[BEGIN Records provided]
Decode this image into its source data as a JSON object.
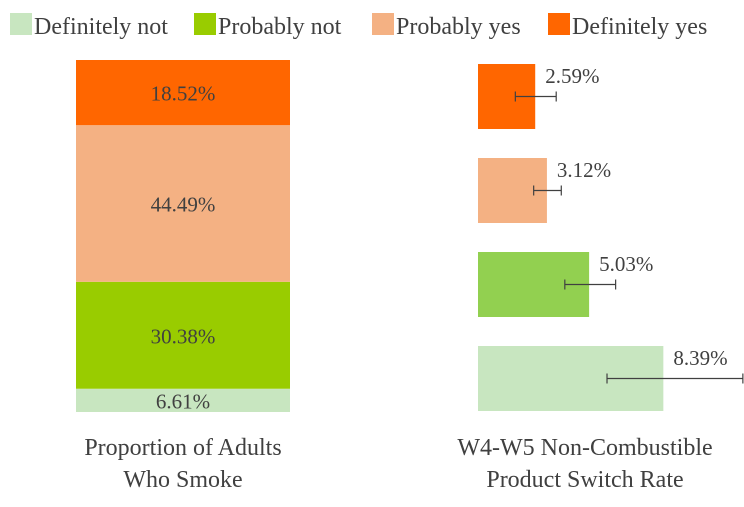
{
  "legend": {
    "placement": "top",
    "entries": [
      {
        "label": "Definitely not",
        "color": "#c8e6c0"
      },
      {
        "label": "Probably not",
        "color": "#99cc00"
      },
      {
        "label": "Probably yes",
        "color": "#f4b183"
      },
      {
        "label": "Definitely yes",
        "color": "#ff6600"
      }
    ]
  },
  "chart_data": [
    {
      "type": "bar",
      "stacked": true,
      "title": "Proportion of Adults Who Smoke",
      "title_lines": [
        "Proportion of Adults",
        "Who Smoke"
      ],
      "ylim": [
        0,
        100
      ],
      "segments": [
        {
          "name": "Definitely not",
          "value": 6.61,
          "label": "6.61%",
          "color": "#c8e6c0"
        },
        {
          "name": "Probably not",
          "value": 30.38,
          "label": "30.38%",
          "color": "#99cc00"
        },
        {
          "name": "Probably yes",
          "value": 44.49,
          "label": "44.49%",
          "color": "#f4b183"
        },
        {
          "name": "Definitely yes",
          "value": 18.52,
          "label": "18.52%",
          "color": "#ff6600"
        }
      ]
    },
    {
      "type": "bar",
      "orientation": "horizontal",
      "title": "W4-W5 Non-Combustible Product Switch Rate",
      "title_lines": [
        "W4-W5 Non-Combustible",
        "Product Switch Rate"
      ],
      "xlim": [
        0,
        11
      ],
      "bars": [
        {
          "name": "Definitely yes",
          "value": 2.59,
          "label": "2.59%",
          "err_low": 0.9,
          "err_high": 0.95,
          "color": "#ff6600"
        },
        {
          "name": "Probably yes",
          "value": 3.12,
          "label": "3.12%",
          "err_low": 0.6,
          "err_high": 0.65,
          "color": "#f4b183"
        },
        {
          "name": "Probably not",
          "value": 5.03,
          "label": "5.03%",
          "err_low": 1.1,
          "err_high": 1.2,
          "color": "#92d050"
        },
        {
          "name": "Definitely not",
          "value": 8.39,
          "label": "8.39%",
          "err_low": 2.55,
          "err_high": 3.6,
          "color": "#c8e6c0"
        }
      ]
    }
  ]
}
[END Records provided]
■ **What is expected**
Your copy should repeat each entry above exactly but contain no pictures.

■ **Answer below**
Decode this image into its source data as a JSON object.
{
  "legend": {
    "placement": "top",
    "entries": [
      {
        "label": "Definitely not",
        "color": "#c8e6c0"
      },
      {
        "label": "Probably not",
        "color": "#99cc00"
      },
      {
        "label": "Probably yes",
        "color": "#f4b183"
      },
      {
        "label": "Definitely yes",
        "color": "#ff6600"
      }
    ]
  },
  "chart_data": [
    {
      "type": "bar",
      "stacked": true,
      "title": "Proportion of Adults Who Smoke",
      "title_lines": [
        "Proportion of Adults",
        "Who Smoke"
      ],
      "ylim": [
        0,
        100
      ],
      "segments": [
        {
          "name": "Definitely not",
          "value": 6.61,
          "label": "6.61%",
          "color": "#c8e6c0"
        },
        {
          "name": "Probably not",
          "value": 30.38,
          "label": "30.38%",
          "color": "#99cc00"
        },
        {
          "name": "Probably yes",
          "value": 44.49,
          "label": "44.49%",
          "color": "#f4b183"
        },
        {
          "name": "Definitely yes",
          "value": 18.52,
          "label": "18.52%",
          "color": "#ff6600"
        }
      ]
    },
    {
      "type": "bar",
      "orientation": "horizontal",
      "title": "W4-W5 Non-Combustible Product Switch Rate",
      "title_lines": [
        "W4-W5 Non-Combustible",
        "Product Switch Rate"
      ],
      "xlim": [
        0,
        11
      ],
      "bars": [
        {
          "name": "Definitely yes",
          "value": 2.59,
          "label": "2.59%",
          "err_low": 0.9,
          "err_high": 0.95,
          "color": "#ff6600"
        },
        {
          "name": "Probably yes",
          "value": 3.12,
          "label": "3.12%",
          "err_low": 0.6,
          "err_high": 0.65,
          "color": "#f4b183"
        },
        {
          "name": "Probably not",
          "value": 5.03,
          "label": "5.03%",
          "err_low": 1.1,
          "err_high": 1.2,
          "color": "#92d050"
        },
        {
          "name": "Definitely not",
          "value": 8.39,
          "label": "8.39%",
          "err_low": 2.55,
          "err_high": 3.6,
          "color": "#c8e6c0"
        }
      ]
    }
  ]
}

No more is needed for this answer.